### Work to do
Go through each line of the records below and count those with the word "this". Give only the count.

━━━ Listing ━━━

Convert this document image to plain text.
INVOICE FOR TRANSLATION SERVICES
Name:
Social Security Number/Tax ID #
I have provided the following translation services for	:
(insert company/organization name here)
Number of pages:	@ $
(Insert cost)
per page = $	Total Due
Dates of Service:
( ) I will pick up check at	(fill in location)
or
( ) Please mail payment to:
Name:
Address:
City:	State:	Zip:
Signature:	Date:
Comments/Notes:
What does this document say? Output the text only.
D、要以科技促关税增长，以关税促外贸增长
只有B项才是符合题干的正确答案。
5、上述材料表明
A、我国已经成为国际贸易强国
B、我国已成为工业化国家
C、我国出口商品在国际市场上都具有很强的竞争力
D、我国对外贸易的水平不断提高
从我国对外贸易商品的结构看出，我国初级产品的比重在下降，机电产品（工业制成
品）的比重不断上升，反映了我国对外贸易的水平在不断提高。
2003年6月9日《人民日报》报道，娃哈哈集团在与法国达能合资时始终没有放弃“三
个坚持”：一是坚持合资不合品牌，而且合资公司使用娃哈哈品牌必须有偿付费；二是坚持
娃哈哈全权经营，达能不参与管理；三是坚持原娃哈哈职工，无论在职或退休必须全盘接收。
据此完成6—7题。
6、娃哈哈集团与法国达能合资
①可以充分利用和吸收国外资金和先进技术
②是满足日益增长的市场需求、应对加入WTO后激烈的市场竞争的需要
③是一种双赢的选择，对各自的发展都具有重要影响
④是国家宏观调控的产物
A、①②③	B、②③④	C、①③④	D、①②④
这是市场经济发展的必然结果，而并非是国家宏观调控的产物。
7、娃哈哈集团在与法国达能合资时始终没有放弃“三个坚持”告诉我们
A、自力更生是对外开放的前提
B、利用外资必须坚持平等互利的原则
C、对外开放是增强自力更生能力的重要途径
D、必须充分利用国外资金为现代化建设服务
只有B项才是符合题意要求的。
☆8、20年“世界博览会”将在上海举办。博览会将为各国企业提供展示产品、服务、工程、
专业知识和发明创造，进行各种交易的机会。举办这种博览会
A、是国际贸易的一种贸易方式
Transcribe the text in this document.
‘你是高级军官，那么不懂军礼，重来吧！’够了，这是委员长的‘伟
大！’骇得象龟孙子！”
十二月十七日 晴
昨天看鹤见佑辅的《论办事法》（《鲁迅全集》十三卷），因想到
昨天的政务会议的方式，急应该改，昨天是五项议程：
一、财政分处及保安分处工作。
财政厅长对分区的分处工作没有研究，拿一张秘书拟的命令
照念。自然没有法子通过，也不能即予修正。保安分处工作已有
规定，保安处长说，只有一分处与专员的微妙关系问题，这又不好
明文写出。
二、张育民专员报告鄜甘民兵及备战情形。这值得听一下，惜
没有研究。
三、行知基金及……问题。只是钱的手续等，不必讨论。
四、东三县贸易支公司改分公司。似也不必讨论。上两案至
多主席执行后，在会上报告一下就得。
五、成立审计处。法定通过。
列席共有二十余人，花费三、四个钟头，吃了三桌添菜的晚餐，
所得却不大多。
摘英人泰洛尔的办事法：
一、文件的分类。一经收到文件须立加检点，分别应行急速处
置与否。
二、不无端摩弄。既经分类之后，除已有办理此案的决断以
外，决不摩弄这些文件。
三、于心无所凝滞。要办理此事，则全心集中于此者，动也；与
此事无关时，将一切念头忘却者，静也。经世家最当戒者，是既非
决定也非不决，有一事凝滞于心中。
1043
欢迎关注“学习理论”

━━━

### Result below
3